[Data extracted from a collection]
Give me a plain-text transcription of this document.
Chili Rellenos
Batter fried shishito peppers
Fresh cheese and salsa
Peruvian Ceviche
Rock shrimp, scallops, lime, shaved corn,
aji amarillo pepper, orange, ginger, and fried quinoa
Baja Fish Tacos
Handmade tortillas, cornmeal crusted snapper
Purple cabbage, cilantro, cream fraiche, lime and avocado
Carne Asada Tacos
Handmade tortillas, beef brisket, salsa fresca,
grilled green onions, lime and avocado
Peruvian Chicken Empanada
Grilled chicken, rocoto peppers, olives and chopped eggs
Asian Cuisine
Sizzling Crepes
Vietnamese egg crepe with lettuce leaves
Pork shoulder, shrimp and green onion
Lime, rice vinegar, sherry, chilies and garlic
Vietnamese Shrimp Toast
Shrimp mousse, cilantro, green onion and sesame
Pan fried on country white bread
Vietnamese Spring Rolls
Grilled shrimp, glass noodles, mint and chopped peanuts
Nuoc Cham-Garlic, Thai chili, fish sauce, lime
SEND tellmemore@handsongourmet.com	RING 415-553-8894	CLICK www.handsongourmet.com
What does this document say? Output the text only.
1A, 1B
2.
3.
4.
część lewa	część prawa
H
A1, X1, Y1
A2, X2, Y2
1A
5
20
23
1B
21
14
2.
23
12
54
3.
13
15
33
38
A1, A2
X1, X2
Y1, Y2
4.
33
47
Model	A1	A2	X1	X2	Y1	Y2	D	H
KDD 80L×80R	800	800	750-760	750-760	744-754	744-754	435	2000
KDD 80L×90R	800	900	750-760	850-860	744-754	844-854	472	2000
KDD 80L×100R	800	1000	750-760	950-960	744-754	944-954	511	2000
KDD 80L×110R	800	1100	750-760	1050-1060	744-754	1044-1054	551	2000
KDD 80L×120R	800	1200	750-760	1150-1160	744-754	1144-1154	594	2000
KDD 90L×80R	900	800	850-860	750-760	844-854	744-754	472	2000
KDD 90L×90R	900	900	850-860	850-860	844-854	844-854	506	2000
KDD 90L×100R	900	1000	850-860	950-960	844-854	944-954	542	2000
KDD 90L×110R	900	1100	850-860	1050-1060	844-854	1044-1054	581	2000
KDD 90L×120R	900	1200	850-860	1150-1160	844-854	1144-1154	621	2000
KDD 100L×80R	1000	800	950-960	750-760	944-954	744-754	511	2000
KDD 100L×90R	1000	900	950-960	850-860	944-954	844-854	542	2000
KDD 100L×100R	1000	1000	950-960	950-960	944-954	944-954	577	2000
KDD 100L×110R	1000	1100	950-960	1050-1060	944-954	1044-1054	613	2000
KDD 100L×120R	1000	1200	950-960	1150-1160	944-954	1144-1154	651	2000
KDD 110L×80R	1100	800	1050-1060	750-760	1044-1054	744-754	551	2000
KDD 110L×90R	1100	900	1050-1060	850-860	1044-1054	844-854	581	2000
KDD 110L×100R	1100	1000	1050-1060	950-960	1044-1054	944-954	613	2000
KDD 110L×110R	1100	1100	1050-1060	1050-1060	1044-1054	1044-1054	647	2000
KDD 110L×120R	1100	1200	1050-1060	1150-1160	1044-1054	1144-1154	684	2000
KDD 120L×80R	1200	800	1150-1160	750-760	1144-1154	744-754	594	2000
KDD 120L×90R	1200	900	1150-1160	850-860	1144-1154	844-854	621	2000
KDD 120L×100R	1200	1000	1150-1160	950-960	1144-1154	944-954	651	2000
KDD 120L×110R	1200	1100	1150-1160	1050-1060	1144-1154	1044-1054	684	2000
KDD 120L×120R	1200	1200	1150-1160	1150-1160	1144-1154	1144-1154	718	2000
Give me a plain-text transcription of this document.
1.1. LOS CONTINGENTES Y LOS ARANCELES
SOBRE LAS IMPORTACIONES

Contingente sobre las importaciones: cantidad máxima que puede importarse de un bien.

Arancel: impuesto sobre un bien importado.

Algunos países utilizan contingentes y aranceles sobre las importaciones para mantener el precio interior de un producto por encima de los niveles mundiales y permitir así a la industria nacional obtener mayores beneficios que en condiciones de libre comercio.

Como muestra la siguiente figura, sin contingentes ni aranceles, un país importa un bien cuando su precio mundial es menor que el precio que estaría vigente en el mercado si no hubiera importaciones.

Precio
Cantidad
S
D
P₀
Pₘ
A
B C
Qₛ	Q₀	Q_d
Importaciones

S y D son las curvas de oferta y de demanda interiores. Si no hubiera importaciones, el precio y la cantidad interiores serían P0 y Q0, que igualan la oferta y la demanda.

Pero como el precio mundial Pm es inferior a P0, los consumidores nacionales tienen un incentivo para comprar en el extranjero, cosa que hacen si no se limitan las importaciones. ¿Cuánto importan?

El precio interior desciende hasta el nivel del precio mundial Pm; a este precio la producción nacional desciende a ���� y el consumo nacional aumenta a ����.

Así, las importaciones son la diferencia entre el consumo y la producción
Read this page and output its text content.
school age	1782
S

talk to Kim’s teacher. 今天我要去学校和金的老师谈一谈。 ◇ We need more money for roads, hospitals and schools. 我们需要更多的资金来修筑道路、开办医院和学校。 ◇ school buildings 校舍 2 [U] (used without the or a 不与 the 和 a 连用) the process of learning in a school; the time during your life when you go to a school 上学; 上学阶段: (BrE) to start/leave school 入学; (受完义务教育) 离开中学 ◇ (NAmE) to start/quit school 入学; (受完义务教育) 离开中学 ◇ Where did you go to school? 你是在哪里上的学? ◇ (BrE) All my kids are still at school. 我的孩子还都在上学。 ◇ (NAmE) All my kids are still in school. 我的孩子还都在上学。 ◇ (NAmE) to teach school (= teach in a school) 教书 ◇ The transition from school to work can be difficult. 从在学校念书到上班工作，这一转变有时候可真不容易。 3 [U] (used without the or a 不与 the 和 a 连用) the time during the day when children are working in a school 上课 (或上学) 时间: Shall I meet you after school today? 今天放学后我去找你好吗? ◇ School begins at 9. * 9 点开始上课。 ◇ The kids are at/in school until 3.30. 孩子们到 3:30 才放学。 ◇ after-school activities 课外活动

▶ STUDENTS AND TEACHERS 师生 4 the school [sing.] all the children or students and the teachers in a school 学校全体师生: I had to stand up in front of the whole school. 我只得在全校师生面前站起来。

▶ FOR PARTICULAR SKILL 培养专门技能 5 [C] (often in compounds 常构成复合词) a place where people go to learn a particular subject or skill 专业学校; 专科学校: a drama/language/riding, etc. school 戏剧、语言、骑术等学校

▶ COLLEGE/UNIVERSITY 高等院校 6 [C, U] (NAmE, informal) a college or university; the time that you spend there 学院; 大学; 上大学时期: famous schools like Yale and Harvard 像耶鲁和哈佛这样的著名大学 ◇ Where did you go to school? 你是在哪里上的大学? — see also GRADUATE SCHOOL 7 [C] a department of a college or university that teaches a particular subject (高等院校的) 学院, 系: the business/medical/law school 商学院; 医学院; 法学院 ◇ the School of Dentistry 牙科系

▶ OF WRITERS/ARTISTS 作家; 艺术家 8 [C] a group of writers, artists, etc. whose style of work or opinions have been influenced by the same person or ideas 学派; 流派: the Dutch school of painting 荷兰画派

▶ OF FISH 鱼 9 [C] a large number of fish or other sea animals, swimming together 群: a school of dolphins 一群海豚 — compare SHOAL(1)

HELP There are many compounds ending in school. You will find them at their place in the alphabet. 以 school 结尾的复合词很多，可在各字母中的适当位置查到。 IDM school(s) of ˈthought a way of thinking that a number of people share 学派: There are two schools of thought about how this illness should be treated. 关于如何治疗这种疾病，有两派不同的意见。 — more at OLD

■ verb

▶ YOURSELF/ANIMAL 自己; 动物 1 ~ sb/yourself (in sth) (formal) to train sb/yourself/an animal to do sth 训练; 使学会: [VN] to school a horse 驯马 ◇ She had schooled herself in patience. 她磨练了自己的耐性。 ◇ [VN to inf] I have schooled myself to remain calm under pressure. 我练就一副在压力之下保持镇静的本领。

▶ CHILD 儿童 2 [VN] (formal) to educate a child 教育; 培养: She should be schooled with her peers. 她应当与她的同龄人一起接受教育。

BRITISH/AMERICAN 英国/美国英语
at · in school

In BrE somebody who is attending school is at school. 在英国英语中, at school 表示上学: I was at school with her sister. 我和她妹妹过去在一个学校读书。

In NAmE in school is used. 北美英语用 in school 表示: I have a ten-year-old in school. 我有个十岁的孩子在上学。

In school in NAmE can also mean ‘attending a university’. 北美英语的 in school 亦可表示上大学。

■ **The task**: Identify the lines that hold the word "avocado". Copy every one of them.

■ **Exercise answer**:
Purple cabbage, cilantro, cream fraiche, lime and avocado
grilled green onions, lime and avocado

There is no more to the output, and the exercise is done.